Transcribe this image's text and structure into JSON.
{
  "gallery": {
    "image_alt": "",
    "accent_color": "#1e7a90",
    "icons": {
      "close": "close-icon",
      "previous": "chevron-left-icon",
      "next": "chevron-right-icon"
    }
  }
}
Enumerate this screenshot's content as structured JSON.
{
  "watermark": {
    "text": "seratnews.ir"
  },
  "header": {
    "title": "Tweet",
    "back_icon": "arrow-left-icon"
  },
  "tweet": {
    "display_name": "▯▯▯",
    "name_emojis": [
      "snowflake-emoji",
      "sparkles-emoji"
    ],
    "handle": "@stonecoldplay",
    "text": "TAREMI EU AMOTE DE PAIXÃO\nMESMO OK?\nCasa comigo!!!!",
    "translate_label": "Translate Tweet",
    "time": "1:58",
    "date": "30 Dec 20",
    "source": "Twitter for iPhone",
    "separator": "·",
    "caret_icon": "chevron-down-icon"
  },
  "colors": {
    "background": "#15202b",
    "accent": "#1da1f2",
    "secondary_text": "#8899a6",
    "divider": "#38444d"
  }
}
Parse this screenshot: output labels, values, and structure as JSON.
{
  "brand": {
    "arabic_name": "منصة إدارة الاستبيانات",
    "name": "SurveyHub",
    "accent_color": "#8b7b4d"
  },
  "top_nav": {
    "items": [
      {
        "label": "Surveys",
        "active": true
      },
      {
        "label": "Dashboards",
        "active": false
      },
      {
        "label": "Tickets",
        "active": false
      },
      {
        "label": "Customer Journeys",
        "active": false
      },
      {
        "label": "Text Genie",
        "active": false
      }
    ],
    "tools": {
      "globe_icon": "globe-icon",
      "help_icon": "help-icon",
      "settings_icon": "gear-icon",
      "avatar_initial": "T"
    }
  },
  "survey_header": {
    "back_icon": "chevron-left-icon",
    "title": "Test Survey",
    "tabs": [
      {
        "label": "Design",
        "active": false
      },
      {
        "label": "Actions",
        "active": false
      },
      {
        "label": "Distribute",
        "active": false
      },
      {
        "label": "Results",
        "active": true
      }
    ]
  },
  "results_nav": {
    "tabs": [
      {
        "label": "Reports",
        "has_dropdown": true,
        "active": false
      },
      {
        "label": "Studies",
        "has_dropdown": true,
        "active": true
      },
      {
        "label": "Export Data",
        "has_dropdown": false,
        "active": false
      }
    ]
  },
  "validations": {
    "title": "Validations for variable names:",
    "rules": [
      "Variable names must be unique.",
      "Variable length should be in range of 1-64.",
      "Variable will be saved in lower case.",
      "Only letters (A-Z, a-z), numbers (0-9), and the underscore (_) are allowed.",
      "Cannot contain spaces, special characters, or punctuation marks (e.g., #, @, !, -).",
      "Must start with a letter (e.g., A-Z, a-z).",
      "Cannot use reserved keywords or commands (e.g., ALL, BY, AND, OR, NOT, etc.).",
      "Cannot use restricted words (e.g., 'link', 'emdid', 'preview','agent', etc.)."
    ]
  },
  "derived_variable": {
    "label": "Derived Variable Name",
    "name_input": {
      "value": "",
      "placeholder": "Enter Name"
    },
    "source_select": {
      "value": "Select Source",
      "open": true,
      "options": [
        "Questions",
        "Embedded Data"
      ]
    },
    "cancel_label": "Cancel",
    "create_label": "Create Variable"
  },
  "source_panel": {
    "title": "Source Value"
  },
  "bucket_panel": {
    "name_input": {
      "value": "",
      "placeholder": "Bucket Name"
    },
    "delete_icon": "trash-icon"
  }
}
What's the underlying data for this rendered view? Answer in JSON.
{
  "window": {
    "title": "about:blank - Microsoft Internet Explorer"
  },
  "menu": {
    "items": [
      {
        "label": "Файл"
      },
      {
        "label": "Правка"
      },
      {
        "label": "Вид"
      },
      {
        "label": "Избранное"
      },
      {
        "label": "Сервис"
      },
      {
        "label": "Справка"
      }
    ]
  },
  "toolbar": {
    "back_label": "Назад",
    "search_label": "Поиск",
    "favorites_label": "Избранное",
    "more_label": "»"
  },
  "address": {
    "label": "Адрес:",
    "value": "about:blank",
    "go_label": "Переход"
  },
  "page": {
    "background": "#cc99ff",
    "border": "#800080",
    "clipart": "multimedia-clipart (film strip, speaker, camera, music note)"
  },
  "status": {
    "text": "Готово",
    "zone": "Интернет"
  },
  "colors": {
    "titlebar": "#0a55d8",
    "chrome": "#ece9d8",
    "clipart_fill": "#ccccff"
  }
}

++++++

• EXERCISE TASK:
Extract each line from the listing above, please, and repeat it exactly.

• THE SOLUTION:
Transcribe this image's text and structure into JSON.
{
  "gallery": {
    "image_alt": "",
    "accent_color": "#1e7a90",
    "icons": {
      "close": "close-icon",
      "previous": "chevron-left-icon",
      "next": "chevron-right-icon"
    }
  }
}
Enumerate this screenshot's content as structured JSON.
{
  "watermark": {
    "text": "seratnews.ir"
  },
  "header": {
    "title": "Tweet",
    "back_icon": "arrow-left-icon"
  },
  "tweet": {
    "display_name": "▯▯▯",
    "name_emojis": [
      "snowflake-emoji",
      "sparkles-emoji"
    ],
    "handle": "@stonecoldplay",
    "text": "TAREMI EU AMOTE DE PAIXÃO\nMESMO OK?\nCasa comigo!!!!",
    "translate_label": "Translate Tweet",
    "time": "1:58",
    "date": "30 Dec 20",
    "source": "Twitter for iPhone",
    "separator": "·",
    "caret_icon": "chevron-down-icon"
  },
  "colors": {
    "background": "#15202b",
    "accent": "#1da1f2",
    "secondary_text": "#8899a6",
    "divider": "#38444d"
  }
}
Parse this screenshot: output labels, values, and structure as JSON.
{
  "brand": {
    "arabic_name": "منصة إدارة الاستبيانات",
    "name": "SurveyHub",
    "accent_color": "#8b7b4d"
  },
  "top_nav": {
    "items": [
      {
        "label": "Surveys",
        "active": true
      },
      {
        "label": "Dashboards",
        "active": false
      },
      {
        "label": "Tickets",
        "active": false
      },
      {
        "label": "Customer Journeys",
        "active": false
      },
      {
        "label": "Text Genie",
        "active": false
      }
    ],
    "tools": {
      "globe_icon": "globe-icon",
      "help_icon": "help-icon",
      "settings_icon": "gear-icon",
      "avatar_initial": "T"
    }
  },
  "survey_header": {
    "back_icon": "chevron-left-icon",
    "title": "Test Survey",
    "tabs": [
      {
        "label": "Design",
        "active": false
      },
      {
        "label": "Actions",
        "active": false
      },
      {
        "label": "Distribute",
        "active": false
      },
      {
        "label": "Results",
        "active": true
      }
    ]
  },
  "results_nav": {
    "tabs": [
      {
        "label": "Reports",
        "has_dropdown": true,
        "active": false
      },
      {
        "label": "Studies",
        "has_dropdown": true,
        "active": true
      },
      {
        "label": "Export Data",
        "has_dropdown": false,
        "active": false
      }
    ]
  },
  "validations": {
    "title": "Validations for variable names:",
    "rules": [
      "Variable names must be unique.",
      "Variable length should be in range of 1-64.",
      "Variable will be saved in lower case.",
      "Only letters (A-Z, a-z), numbers (0-9), and the underscore (_) are allowed.",
      "Cannot contain spaces, special characters, or punctuation marks (e.g., #, @, !, -).",
      "Must start with a letter (e.g., A-Z, a-z).",
      "Cannot use reserved keywords or commands (e.g., ALL, BY, AND, OR, NOT, etc.).",
      "Cannot use restricted words (e.g., 'link', 'emdid', 'preview','agent', etc.)."
    ]
  },
  "derived_variable": {
    "label": "Derived Variable Name",
    "name_input": {
      "value": "",
      "placeholder": "Enter Name"
    },
    "source_select": {
      "value": "Select Source",
      "open": true,
      "options": [
        "Questions",
        "Embedded Data"
      ]
    },
    "cancel_label": "Cancel",
    "create_label": "Create Variable"
  },
  "source_panel": {
    "title": "Source Value"
  },
  "bucket_panel": {
    "name_input": {
      "value": "",
      "placeholder": "Bucket Name"
    },
    "delete_icon": "trash-icon"
  }
}
What's the underlying data for this rendered view? Answer in JSON.
{
  "window": {
    "title": "about:blank - Microsoft Internet Explorer"
  },
  "menu": {
    "items": [
      {
        "label": "Файл"
      },
      {
        "label": "Правка"
      },
      {
        "label": "Вид"
      },
      {
        "label": "Избранное"
      },
      {
        "label": "Сервис"
      },
      {
        "label": "Справка"
      }
    ]
  },
  "toolbar": {
    "back_label": "Назад",
    "search_label": "Поиск",
    "favorites_label": "Избранное",
    "more_label": "»"
  },
  "address": {
    "label": "Адрес:",
    "value": "about:blank",
    "go_label": "Переход"
  },
  "page": {
    "background": "#cc99ff",
    "border": "#800080",
    "clipart": "multimedia-clipart (film strip, speaker, camera, music note)"
  },
  "status": {
    "text": "Готово",
    "zone": "Интернет"
  },
  "colors": {
    "titlebar": "#0a55d8",
    "chrome": "#ece9d8",
    "clipart_fill": "#ccccff"
  }
}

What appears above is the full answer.